Output all the entries word for word. Omit the pictures.

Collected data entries

_ _ _ _ _ _ _

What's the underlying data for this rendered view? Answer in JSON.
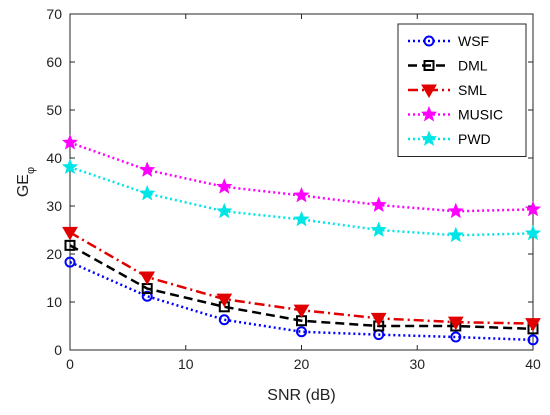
{
  "chart_data": {
    "type": "line",
    "xlabel": "SNR (dB)",
    "ylabel_main": "GE",
    "ylabel_sub": "φ",
    "xlim": [
      0,
      40
    ],
    "ylim": [
      0,
      70
    ],
    "xticks": [
      0,
      10,
      20,
      30,
      40
    ],
    "yticks": [
      0,
      10,
      20,
      30,
      40,
      50,
      60,
      70
    ],
    "grid": false,
    "legend_position": "top-right",
    "x": [
      0,
      6.67,
      13.33,
      20,
      26.67,
      33.33,
      40
    ],
    "series": [
      {
        "name": "WSF",
        "color": "#0000ff",
        "line": "dotted",
        "marker": "circle",
        "values": [
          18.3,
          11.2,
          6.3,
          3.8,
          3.2,
          2.7,
          2.1
        ]
      },
      {
        "name": "DML",
        "color": "#000000",
        "line": "dashed",
        "marker": "square",
        "values": [
          21.8,
          12.8,
          9.0,
          6.1,
          5.0,
          5.0,
          4.4
        ]
      },
      {
        "name": "SML",
        "color": "#e00000",
        "line": "dashdot",
        "marker": "triangle-down",
        "values": [
          24.5,
          15.2,
          10.6,
          8.3,
          6.6,
          5.8,
          5.5
        ]
      },
      {
        "name": "MUSIC",
        "color": "#ff00ff",
        "line": "dotted",
        "marker": "star",
        "values": [
          43.2,
          37.5,
          34.0,
          32.2,
          30.2,
          28.9,
          29.3
        ]
      },
      {
        "name": "PWD",
        "color": "#00e5e5",
        "line": "dotted",
        "marker": "star",
        "values": [
          38.1,
          32.6,
          28.9,
          27.2,
          25.0,
          23.9,
          24.3
        ]
      }
    ]
  }
}
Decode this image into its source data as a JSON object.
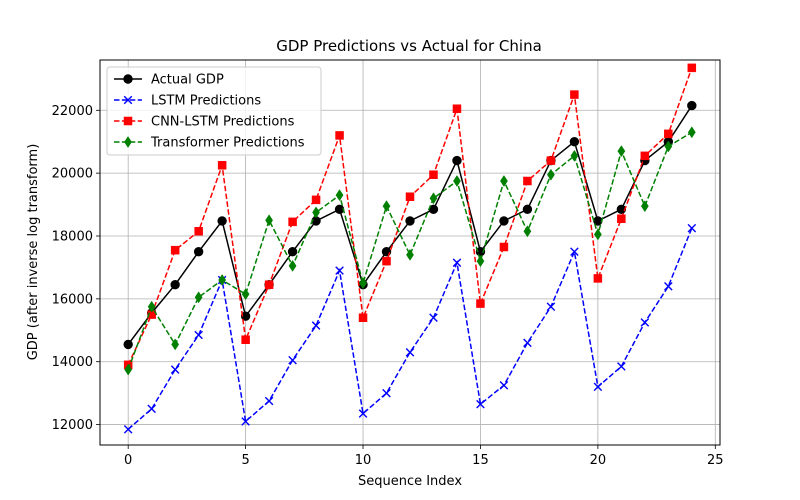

_ _ _ _ _ _ _

* REPLY TO THE EXERCISE
What's the underlying data for this rendered view? Answer in JSON.
{
  "chart_data": {
    "type": "line",
    "xlabel": "SNR (dB)",
    "ylabel_main": "GE",
    "ylabel_sub": "φ",
    "xlim": [
      0,
      40
    ],
    "ylim": [
      0,
      70
    ],
    "xticks": [
      0,
      10,
      20,
      30,
      40
    ],
    "yticks": [
      0,
      10,
      20,
      30,
      40,
      50,
      60,
      70
    ],
    "grid": false,
    "legend_position": "top-right",
    "x": [
      0,
      6.67,
      13.33,
      20,
      26.67,
      33.33,
      40
    ],
    "series": [
      {
        "name": "WSF",
        "color": "#0000ff",
        "line": "dotted",
        "marker": "circle",
        "values": [
          18.3,
          11.2,
          6.3,
          3.8,
          3.2,
          2.7,
          2.1
        ]
      },
      {
        "name": "DML",
        "color": "#000000",
        "line": "dashed",
        "marker": "square",
        "values": [
          21.8,
          12.8,
          9.0,
          6.1,
          5.0,
          5.0,
          4.4
        ]
      },
      {
        "name": "SML",
        "color": "#e00000",
        "line": "dashdot",
        "marker": "triangle-down",
        "values": [
          24.5,
          15.2,
          10.6,
          8.3,
          6.6,
          5.8,
          5.5
        ]
      },
      {
        "name": "MUSIC",
        "color": "#ff00ff",
        "line": "dotted",
        "marker": "star",
        "values": [
          43.2,
          37.5,
          34.0,
          32.2,
          30.2,
          28.9,
          29.3
        ]
      },
      {
        "name": "PWD",
        "color": "#00e5e5",
        "line": "dotted",
        "marker": "star",
        "values": [
          38.1,
          32.6,
          28.9,
          27.2,
          25.0,
          23.9,
          24.3
        ]
      }
    ]
  }
}
Decode this image into its source data as a JSON object.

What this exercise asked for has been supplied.